Structured figure records:

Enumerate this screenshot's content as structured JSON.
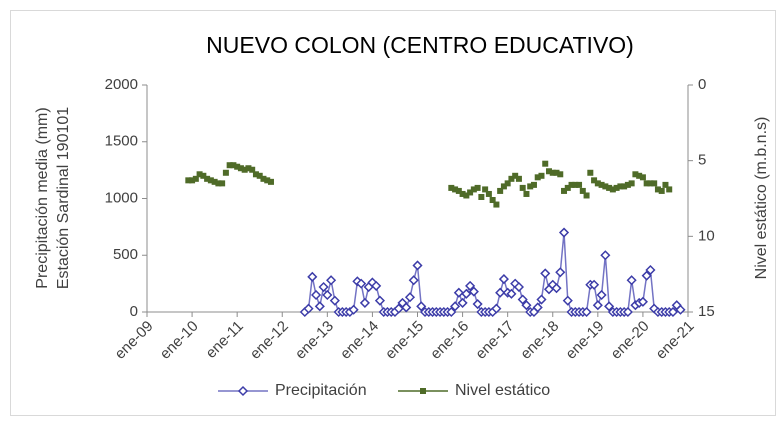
{
  "chart_data": {
    "type": "line",
    "title": "NUEVO COLON (CENTRO EDUCATIVO)",
    "y_label": [
      "Precipitación media (mm)",
      "Estación Sardinal 190101"
    ],
    "y2_label": "Nivel estático (m.b.n.s)",
    "xlim": [
      "2009-01",
      "2021-01"
    ],
    "xticks": [
      {
        "value": "2009-01",
        "label": "ene-09"
      },
      {
        "value": "2010-01",
        "label": "ene-10"
      },
      {
        "value": "2011-01",
        "label": "ene-11"
      },
      {
        "value": "2012-01",
        "label": "ene-12"
      },
      {
        "value": "2013-01",
        "label": "ene-13"
      },
      {
        "value": "2014-01",
        "label": "ene-14"
      },
      {
        "value": "2015-01",
        "label": "ene-15"
      },
      {
        "value": "2016-01",
        "label": "ene-16"
      },
      {
        "value": "2017-01",
        "label": "ene-17"
      },
      {
        "value": "2018-01",
        "label": "ene-18"
      },
      {
        "value": "2019-01",
        "label": "ene-19"
      },
      {
        "value": "2020-01",
        "label": "ene-20"
      },
      {
        "value": "2021-01",
        "label": "ene-21"
      }
    ],
    "ylim": [
      0,
      2000
    ],
    "yticks": [
      0,
      500,
      1000,
      1500,
      2000
    ],
    "y2lim": [
      15,
      0
    ],
    "y2ticks": [
      0,
      5,
      10,
      15
    ],
    "grid": false,
    "legend": "bottom",
    "series": [
      {
        "name": "Precipitación",
        "color": "#7373c4",
        "marker_color": "#3c3ca8",
        "marker": "diamond",
        "line": true,
        "x": [
          "2012-07",
          "2012-08",
          "2012-09",
          "2012-10",
          "2012-11",
          "2012-12",
          "2013-01",
          "2013-02",
          "2013-03",
          "2013-04",
          "2013-05",
          "2013-06",
          "2013-07",
          "2013-08",
          "2013-09",
          "2013-10",
          "2013-11",
          "2013-12",
          "2014-01",
          "2014-02",
          "2014-03",
          "2014-04",
          "2014-05",
          "2014-06",
          "2014-07",
          "2014-08",
          "2014-09",
          "2014-10",
          "2014-11",
          "2014-12",
          "2015-01",
          "2015-02",
          "2015-03",
          "2015-04",
          "2015-05",
          "2015-06",
          "2015-07",
          "2015-08",
          "2015-09",
          "2015-10",
          "2015-11",
          "2015-12",
          "2016-01",
          "2016-02",
          "2016-03",
          "2016-04",
          "2016-05",
          "2016-06",
          "2016-07",
          "2016-08",
          "2016-09",
          "2016-10",
          "2016-11",
          "2016-12",
          "2017-01",
          "2017-02",
          "2017-03",
          "2017-04",
          "2017-05",
          "2017-06",
          "2017-07",
          "2017-08",
          "2017-09",
          "2017-10",
          "2017-11",
          "2017-12",
          "2018-01",
          "2018-02",
          "2018-03",
          "2018-04",
          "2018-05",
          "2018-06",
          "2018-07",
          "2018-08",
          "2018-09",
          "2018-10",
          "2018-11",
          "2018-12",
          "2019-01",
          "2019-02",
          "2019-03",
          "2019-04",
          "2019-05",
          "2019-06",
          "2019-07",
          "2019-08",
          "2019-09",
          "2019-10",
          "2019-11",
          "2019-12",
          "2020-01",
          "2020-02",
          "2020-03",
          "2020-04",
          "2020-05",
          "2020-06",
          "2020-07",
          "2020-08",
          "2020-09",
          "2020-10",
          "2020-11"
        ],
        "values": [
          0,
          30,
          310,
          150,
          50,
          220,
          150,
          280,
          100,
          0,
          0,
          0,
          0,
          20,
          270,
          250,
          80,
          220,
          260,
          230,
          100,
          0,
          0,
          0,
          0,
          30,
          80,
          40,
          130,
          280,
          410,
          50,
          0,
          0,
          0,
          0,
          0,
          0,
          0,
          0,
          50,
          170,
          80,
          160,
          230,
          180,
          70,
          0,
          0,
          0,
          0,
          30,
          170,
          290,
          170,
          160,
          250,
          220,
          110,
          60,
          0,
          0,
          40,
          110,
          340,
          200,
          240,
          210,
          350,
          700,
          100,
          0,
          0,
          0,
          0,
          0,
          240,
          240,
          60,
          150,
          500,
          50,
          0,
          0,
          0,
          0,
          0,
          280,
          60,
          80,
          90,
          320,
          370,
          30,
          0,
          0,
          0,
          0,
          0,
          60,
          20
        ]
      },
      {
        "name": "Nivel estático",
        "color": "#4f6b28",
        "marker_color": "#4f6b28",
        "marker": "square",
        "line": false,
        "axis": "y2",
        "x": [
          "2009-12",
          "2010-01",
          "2010-02",
          "2010-03",
          "2010-04",
          "2010-05",
          "2010-06",
          "2010-07",
          "2010-08",
          "2010-09",
          "2010-10",
          "2010-11",
          "2010-12",
          "2011-01",
          "2011-02",
          "2011-03",
          "2011-04",
          "2011-05",
          "2011-06",
          "2011-07",
          "2011-08",
          "2011-09",
          "2011-10",
          "2015-10",
          "2015-11",
          "2015-12",
          "2016-01",
          "2016-02",
          "2016-03",
          "2016-04",
          "2016-05",
          "2016-06",
          "2016-07",
          "2016-08",
          "2016-09",
          "2016-10",
          "2016-11",
          "2016-12",
          "2017-01",
          "2017-02",
          "2017-03",
          "2017-04",
          "2017-05",
          "2017-06",
          "2017-07",
          "2017-08",
          "2017-09",
          "2017-10",
          "2017-11",
          "2017-12",
          "2018-01",
          "2018-02",
          "2018-03",
          "2018-04",
          "2018-05",
          "2018-06",
          "2018-07",
          "2018-08",
          "2018-09",
          "2018-10",
          "2018-11",
          "2018-12",
          "2019-01",
          "2019-02",
          "2019-03",
          "2019-04",
          "2019-05",
          "2019-06",
          "2019-07",
          "2019-08",
          "2019-09",
          "2019-10",
          "2019-11",
          "2019-12",
          "2020-01",
          "2020-02",
          "2020-03",
          "2020-04",
          "2020-05",
          "2020-06",
          "2020-07",
          "2020-08"
        ],
        "values": [
          6.3,
          6.3,
          6.2,
          5.9,
          6.0,
          6.2,
          6.3,
          6.4,
          6.5,
          6.5,
          5.8,
          5.3,
          5.3,
          5.4,
          5.5,
          5.6,
          5.5,
          5.6,
          5.9,
          6.0,
          6.2,
          6.3,
          6.4,
          6.8,
          6.9,
          7.0,
          7.2,
          7.3,
          7.1,
          6.9,
          6.8,
          7.4,
          6.9,
          7.2,
          7.6,
          7.9,
          7.0,
          6.7,
          6.5,
          6.2,
          6.0,
          6.2,
          6.8,
          7.2,
          6.7,
          6.6,
          6.1,
          6.0,
          5.2,
          5.7,
          5.8,
          5.8,
          5.9,
          7.0,
          6.8,
          6.6,
          6.6,
          6.6,
          7.0,
          7.3,
          5.8,
          6.3,
          6.5,
          6.6,
          6.7,
          6.8,
          6.9,
          6.8,
          6.7,
          6.7,
          6.6,
          6.5,
          5.9,
          6.0,
          6.1,
          6.5,
          6.5,
          6.5,
          6.9,
          7.0,
          6.6,
          6.9
        ]
      }
    ]
  }
}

Problem to work on: Reproduce the full listing faithfully, but do not carry over any pictures.

Exercise response:
Enumerate this screenshot's content as structured JSON.
{
  "chart_data": {
    "type": "line",
    "title": "NUEVO COLON (CENTRO EDUCATIVO)",
    "y_label": [
      "Precipitación media (mm)",
      "Estación Sardinal 190101"
    ],
    "y2_label": "Nivel estático (m.b.n.s)",
    "xlim": [
      "2009-01",
      "2021-01"
    ],
    "xticks": [
      {
        "value": "2009-01",
        "label": "ene-09"
      },
      {
        "value": "2010-01",
        "label": "ene-10"
      },
      {
        "value": "2011-01",
        "label": "ene-11"
      },
      {
        "value": "2012-01",
        "label": "ene-12"
      },
      {
        "value": "2013-01",
        "label": "ene-13"
      },
      {
        "value": "2014-01",
        "label": "ene-14"
      },
      {
        "value": "2015-01",
        "label": "ene-15"
      },
      {
        "value": "2016-01",
        "label": "ene-16"
      },
      {
        "value": "2017-01",
        "label": "ene-17"
      },
      {
        "value": "2018-01",
        "label": "ene-18"
      },
      {
        "value": "2019-01",
        "label": "ene-19"
      },
      {
        "value": "2020-01",
        "label": "ene-20"
      },
      {
        "value": "2021-01",
        "label": "ene-21"
      }
    ],
    "ylim": [
      0,
      2000
    ],
    "yticks": [
      0,
      500,
      1000,
      1500,
      2000
    ],
    "y2lim": [
      15,
      0
    ],
    "y2ticks": [
      0,
      5,
      10,
      15
    ],
    "grid": false,
    "legend": "bottom",
    "series": [
      {
        "name": "Precipitación",
        "color": "#7373c4",
        "marker_color": "#3c3ca8",
        "marker": "diamond",
        "line": true,
        "x": [
          "2012-07",
          "2012-08",
          "2012-09",
          "2012-10",
          "2012-11",
          "2012-12",
          "2013-01",
          "2013-02",
          "2013-03",
          "2013-04",
          "2013-05",
          "2013-06",
          "2013-07",
          "2013-08",
          "2013-09",
          "2013-10",
          "2013-11",
          "2013-12",
          "2014-01",
          "2014-02",
          "2014-03",
          "2014-04",
          "2014-05",
          "2014-06",
          "2014-07",
          "2014-08",
          "2014-09",
          "2014-10",
          "2014-11",
          "2014-12",
          "2015-01",
          "2015-02",
          "2015-03",
          "2015-04",
          "2015-05",
          "2015-06",
          "2015-07",
          "2015-08",
          "2015-09",
          "2015-10",
          "2015-11",
          "2015-12",
          "2016-01",
          "2016-02",
          "2016-03",
          "2016-04",
          "2016-05",
          "2016-06",
          "2016-07",
          "2016-08",
          "2016-09",
          "2016-10",
          "2016-11",
          "2016-12",
          "2017-01",
          "2017-02",
          "2017-03",
          "2017-04",
          "2017-05",
          "2017-06",
          "2017-07",
          "2017-08",
          "2017-09",
          "2017-10",
          "2017-11",
          "2017-12",
          "2018-01",
          "2018-02",
          "2018-03",
          "2018-04",
          "2018-05",
          "2018-06",
          "2018-07",
          "2018-08",
          "2018-09",
          "2018-10",
          "2018-11",
          "2018-12",
          "2019-01",
          "2019-02",
          "2019-03",
          "2019-04",
          "2019-05",
          "2019-06",
          "2019-07",
          "2019-08",
          "2019-09",
          "2019-10",
          "2019-11",
          "2019-12",
          "2020-01",
          "2020-02",
          "2020-03",
          "2020-04",
          "2020-05",
          "2020-06",
          "2020-07",
          "2020-08",
          "2020-09",
          "2020-10",
          "2020-11"
        ],
        "values": [
          0,
          30,
          310,
          150,
          50,
          220,
          150,
          280,
          100,
          0,
          0,
          0,
          0,
          20,
          270,
          250,
          80,
          220,
          260,
          230,
          100,
          0,
          0,
          0,
          0,
          30,
          80,
          40,
          130,
          280,
          410,
          50,
          0,
          0,
          0,
          0,
          0,
          0,
          0,
          0,
          50,
          170,
          80,
          160,
          230,
          180,
          70,
          0,
          0,
          0,
          0,
          30,
          170,
          290,
          170,
          160,
          250,
          220,
          110,
          60,
          0,
          0,
          40,
          110,
          340,
          200,
          240,
          210,
          350,
          700,
          100,
          0,
          0,
          0,
          0,
          0,
          240,
          240,
          60,
          150,
          500,
          50,
          0,
          0,
          0,
          0,
          0,
          280,
          60,
          80,
          90,
          320,
          370,
          30,
          0,
          0,
          0,
          0,
          0,
          60,
          20
        ]
      },
      {
        "name": "Nivel estático",
        "color": "#4f6b28",
        "marker_color": "#4f6b28",
        "marker": "square",
        "line": false,
        "axis": "y2",
        "x": [
          "2009-12",
          "2010-01",
          "2010-02",
          "2010-03",
          "2010-04",
          "2010-05",
          "2010-06",
          "2010-07",
          "2010-08",
          "2010-09",
          "2010-10",
          "2010-11",
          "2010-12",
          "2011-01",
          "2011-02",
          "2011-03",
          "2011-04",
          "2011-05",
          "2011-06",
          "2011-07",
          "2011-08",
          "2011-09",
          "2011-10",
          "2015-10",
          "2015-11",
          "2015-12",
          "2016-01",
          "2016-02",
          "2016-03",
          "2016-04",
          "2016-05",
          "2016-06",
          "2016-07",
          "2016-08",
          "2016-09",
          "2016-10",
          "2016-11",
          "2016-12",
          "2017-01",
          "2017-02",
          "2017-03",
          "2017-04",
          "2017-05",
          "2017-06",
          "2017-07",
          "2017-08",
          "2017-09",
          "2017-10",
          "2017-11",
          "2017-12",
          "2018-01",
          "2018-02",
          "2018-03",
          "2018-04",
          "2018-05",
          "2018-06",
          "2018-07",
          "2018-08",
          "2018-09",
          "2018-10",
          "2018-11",
          "2018-12",
          "2019-01",
          "2019-02",
          "2019-03",
          "2019-04",
          "2019-05",
          "2019-06",
          "2019-07",
          "2019-08",
          "2019-09",
          "2019-10",
          "2019-11",
          "2019-12",
          "2020-01",
          "2020-02",
          "2020-03",
          "2020-04",
          "2020-05",
          "2020-06",
          "2020-07",
          "2020-08"
        ],
        "values": [
          6.3,
          6.3,
          6.2,
          5.9,
          6.0,
          6.2,
          6.3,
          6.4,
          6.5,
          6.5,
          5.8,
          5.3,
          5.3,
          5.4,
          5.5,
          5.6,
          5.5,
          5.6,
          5.9,
          6.0,
          6.2,
          6.3,
          6.4,
          6.8,
          6.9,
          7.0,
          7.2,
          7.3,
          7.1,
          6.9,
          6.8,
          7.4,
          6.9,
          7.2,
          7.6,
          7.9,
          7.0,
          6.7,
          6.5,
          6.2,
          6.0,
          6.2,
          6.8,
          7.2,
          6.7,
          6.6,
          6.1,
          6.0,
          5.2,
          5.7,
          5.8,
          5.8,
          5.9,
          7.0,
          6.8,
          6.6,
          6.6,
          6.6,
          7.0,
          7.3,
          5.8,
          6.3,
          6.5,
          6.6,
          6.7,
          6.8,
          6.9,
          6.8,
          6.7,
          6.7,
          6.6,
          6.5,
          5.9,
          6.0,
          6.1,
          6.5,
          6.5,
          6.5,
          6.9,
          7.0,
          6.6,
          6.9
        ]
      }
    ]
  }
}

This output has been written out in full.